§ **SET EXERCISE**
Only the number is wanted: count the lines that contain "adjusted".

* * * *

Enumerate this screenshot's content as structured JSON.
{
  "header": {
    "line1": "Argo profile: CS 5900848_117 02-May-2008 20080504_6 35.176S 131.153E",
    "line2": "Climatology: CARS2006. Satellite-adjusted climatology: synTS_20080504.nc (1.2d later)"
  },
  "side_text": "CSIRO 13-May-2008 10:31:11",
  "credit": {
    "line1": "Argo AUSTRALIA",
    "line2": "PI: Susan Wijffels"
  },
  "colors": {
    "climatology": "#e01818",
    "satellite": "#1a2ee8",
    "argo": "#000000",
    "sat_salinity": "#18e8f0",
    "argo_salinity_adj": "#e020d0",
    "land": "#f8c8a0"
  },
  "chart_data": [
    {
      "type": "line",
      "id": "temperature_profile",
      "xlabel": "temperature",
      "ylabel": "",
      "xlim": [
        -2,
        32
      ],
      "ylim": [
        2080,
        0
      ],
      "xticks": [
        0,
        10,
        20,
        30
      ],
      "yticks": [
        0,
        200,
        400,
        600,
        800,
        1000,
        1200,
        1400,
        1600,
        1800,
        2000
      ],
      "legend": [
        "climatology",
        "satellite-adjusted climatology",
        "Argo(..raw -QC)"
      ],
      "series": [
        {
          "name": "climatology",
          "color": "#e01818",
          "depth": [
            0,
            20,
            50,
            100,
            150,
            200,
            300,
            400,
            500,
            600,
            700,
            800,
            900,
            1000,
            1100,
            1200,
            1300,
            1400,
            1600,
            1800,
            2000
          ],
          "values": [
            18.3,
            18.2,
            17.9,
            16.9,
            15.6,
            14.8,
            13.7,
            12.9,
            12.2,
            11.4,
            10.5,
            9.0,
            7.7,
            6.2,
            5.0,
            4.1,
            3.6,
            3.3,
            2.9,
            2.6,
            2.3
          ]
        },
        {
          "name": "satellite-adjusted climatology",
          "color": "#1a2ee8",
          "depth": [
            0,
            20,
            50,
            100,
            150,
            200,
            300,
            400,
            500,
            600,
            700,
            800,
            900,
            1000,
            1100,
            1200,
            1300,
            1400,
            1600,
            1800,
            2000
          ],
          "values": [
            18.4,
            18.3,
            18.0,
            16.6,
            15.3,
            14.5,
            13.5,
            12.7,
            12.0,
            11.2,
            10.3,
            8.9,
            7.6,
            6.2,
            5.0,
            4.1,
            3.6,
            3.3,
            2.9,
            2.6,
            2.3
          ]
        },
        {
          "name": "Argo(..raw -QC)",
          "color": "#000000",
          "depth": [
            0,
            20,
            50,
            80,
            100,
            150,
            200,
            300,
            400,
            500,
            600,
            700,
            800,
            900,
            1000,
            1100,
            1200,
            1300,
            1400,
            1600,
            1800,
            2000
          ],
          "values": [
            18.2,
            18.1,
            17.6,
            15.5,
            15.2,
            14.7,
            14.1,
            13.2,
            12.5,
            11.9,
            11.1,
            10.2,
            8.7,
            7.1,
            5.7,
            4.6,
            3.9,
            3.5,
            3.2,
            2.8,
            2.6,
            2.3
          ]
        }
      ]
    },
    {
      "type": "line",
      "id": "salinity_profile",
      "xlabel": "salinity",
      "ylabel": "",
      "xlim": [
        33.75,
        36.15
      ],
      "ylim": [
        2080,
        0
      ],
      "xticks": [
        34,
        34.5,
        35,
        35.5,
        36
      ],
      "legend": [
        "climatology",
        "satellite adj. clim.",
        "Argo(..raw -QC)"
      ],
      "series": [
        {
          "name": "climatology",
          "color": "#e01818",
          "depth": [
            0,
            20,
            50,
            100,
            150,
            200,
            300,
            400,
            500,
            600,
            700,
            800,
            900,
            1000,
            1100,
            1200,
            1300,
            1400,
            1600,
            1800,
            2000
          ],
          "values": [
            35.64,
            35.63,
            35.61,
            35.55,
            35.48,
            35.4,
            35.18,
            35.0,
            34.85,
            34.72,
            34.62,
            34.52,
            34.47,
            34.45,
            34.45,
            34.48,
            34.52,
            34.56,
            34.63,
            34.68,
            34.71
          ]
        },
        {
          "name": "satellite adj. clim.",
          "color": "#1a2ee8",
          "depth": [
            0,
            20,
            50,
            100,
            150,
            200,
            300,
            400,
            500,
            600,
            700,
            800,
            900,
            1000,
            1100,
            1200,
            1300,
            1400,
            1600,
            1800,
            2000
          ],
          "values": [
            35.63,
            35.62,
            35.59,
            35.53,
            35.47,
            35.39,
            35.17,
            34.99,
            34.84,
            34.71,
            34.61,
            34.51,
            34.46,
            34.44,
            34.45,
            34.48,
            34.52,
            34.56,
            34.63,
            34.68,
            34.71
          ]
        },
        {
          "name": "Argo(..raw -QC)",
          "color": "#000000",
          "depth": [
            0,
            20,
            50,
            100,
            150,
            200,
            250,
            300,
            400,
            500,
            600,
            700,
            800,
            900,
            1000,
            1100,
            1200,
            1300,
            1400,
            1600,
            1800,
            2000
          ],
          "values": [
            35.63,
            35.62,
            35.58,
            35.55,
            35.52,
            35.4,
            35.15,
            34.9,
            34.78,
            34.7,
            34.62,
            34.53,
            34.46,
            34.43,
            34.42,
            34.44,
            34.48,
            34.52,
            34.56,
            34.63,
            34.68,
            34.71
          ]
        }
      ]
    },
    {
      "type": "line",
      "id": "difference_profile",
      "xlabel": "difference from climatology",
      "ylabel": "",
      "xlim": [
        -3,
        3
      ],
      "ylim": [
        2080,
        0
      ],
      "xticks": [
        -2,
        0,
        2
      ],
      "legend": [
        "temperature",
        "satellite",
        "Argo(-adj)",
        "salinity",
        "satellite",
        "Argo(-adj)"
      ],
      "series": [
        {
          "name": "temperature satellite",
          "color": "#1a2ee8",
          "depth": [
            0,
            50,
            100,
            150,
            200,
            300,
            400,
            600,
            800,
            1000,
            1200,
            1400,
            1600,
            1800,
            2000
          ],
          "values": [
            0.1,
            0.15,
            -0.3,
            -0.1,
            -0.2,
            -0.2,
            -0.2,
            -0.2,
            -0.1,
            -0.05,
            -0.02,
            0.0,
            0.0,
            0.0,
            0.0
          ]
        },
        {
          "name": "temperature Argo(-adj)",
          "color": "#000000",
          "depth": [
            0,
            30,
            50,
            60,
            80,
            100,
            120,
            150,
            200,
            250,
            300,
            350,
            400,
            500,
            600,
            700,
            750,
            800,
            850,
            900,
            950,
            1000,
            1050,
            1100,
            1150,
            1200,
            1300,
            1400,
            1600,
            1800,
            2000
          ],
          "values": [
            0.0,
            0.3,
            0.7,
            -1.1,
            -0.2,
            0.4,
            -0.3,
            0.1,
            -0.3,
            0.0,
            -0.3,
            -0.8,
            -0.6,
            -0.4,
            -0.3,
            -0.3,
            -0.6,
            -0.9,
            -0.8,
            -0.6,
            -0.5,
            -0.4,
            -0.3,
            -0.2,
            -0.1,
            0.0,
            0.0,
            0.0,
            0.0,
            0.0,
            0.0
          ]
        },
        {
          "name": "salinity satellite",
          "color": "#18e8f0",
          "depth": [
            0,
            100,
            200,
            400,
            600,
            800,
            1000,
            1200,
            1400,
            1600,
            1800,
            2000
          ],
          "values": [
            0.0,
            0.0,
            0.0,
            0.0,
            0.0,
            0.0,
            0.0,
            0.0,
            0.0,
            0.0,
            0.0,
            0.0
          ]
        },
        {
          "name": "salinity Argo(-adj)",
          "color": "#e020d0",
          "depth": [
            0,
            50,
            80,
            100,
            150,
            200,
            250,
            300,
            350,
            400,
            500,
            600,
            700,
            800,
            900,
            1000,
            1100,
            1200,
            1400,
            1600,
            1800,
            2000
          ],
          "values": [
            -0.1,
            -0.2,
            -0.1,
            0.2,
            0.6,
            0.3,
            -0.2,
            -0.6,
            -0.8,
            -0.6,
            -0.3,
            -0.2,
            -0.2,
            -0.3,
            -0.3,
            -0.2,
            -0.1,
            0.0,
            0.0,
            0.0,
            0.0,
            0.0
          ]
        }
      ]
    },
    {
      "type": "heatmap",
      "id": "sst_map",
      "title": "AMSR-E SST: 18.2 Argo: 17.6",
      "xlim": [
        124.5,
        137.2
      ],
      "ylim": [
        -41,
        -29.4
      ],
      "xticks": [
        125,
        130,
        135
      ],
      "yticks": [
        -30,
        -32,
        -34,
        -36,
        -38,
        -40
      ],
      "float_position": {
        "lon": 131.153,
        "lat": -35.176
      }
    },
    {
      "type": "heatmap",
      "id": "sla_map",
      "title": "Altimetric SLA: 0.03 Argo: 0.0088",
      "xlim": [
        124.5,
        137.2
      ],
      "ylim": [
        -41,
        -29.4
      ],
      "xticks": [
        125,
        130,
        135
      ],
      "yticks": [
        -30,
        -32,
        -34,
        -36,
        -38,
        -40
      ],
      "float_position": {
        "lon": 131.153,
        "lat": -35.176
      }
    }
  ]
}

* * * *

§ **SOLUTION FOR THIS TASK**
3